Excerpt from a dataset
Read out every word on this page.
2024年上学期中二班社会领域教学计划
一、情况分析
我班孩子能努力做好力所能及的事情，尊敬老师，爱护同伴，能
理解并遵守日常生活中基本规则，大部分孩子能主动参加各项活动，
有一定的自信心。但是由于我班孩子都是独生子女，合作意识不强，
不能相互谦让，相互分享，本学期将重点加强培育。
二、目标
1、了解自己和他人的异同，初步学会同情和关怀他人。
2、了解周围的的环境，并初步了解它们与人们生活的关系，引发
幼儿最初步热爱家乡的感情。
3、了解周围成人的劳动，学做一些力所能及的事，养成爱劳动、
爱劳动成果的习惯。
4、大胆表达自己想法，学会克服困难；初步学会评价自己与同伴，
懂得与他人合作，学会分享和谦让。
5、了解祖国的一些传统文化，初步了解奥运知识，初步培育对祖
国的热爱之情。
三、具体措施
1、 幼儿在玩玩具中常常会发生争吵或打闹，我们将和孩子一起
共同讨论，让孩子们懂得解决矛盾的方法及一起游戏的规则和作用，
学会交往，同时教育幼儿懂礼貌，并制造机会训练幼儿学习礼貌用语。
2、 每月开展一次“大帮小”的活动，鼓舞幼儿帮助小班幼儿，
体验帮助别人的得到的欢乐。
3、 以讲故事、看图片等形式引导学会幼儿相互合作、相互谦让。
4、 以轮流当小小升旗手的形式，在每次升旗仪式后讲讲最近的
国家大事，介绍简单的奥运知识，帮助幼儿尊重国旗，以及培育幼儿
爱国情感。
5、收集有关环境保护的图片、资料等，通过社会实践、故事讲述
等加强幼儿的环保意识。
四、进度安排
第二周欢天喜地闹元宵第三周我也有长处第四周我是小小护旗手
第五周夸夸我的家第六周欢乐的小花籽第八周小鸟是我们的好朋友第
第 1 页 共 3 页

# [Do this]
Output each record exactly, leaving nothing out.

# [Response to the exercise]
Read out every word on this page.
2024年上学期中二班社会领域教学计划
一、情况分析
我班孩子能努力做好力所能及的事情，尊敬老师，爱护同伴，能
理解并遵守日常生活中基本规则，大部分孩子能主动参加各项活动，
有一定的自信心。但是由于我班孩子都是独生子女，合作意识不强，
不能相互谦让，相互分享，本学期将重点加强培育。
二、目标
1、了解自己和他人的异同，初步学会同情和关怀他人。
2、了解周围的的环境，并初步了解它们与人们生活的关系，引发
幼儿最初步热爱家乡的感情。
3、了解周围成人的劳动，学做一些力所能及的事，养成爱劳动、
爱劳动成果的习惯。
4、大胆表达自己想法，学会克服困难；初步学会评价自己与同伴，
懂得与他人合作，学会分享和谦让。
5、了解祖国的一些传统文化，初步了解奥运知识，初步培育对祖
国的热爱之情。
三、具体措施
1、 幼儿在玩玩具中常常会发生争吵或打闹，我们将和孩子一起
共同讨论，让孩子们懂得解决矛盾的方法及一起游戏的规则和作用，
学会交往，同时教育幼儿懂礼貌，并制造机会训练幼儿学习礼貌用语。
2、 每月开展一次“大帮小”的活动，鼓舞幼儿帮助小班幼儿，
体验帮助别人的得到的欢乐。
3、 以讲故事、看图片等形式引导学会幼儿相互合作、相互谦让。
4、 以轮流当小小升旗手的形式，在每次升旗仪式后讲讲最近的
国家大事，介绍简单的奥运知识，帮助幼儿尊重国旗，以及培育幼儿
爱国情感。
5、收集有关环境保护的图片、资料等，通过社会实践、故事讲述
等加强幼儿的环保意识。
四、进度安排
第二周欢天喜地闹元宵第三周我也有长处第四周我是小小护旗手
第五周夸夸我的家第六周欢乐的小花籽第八周小鸟是我们的好朋友第
第 1 页 共 3 页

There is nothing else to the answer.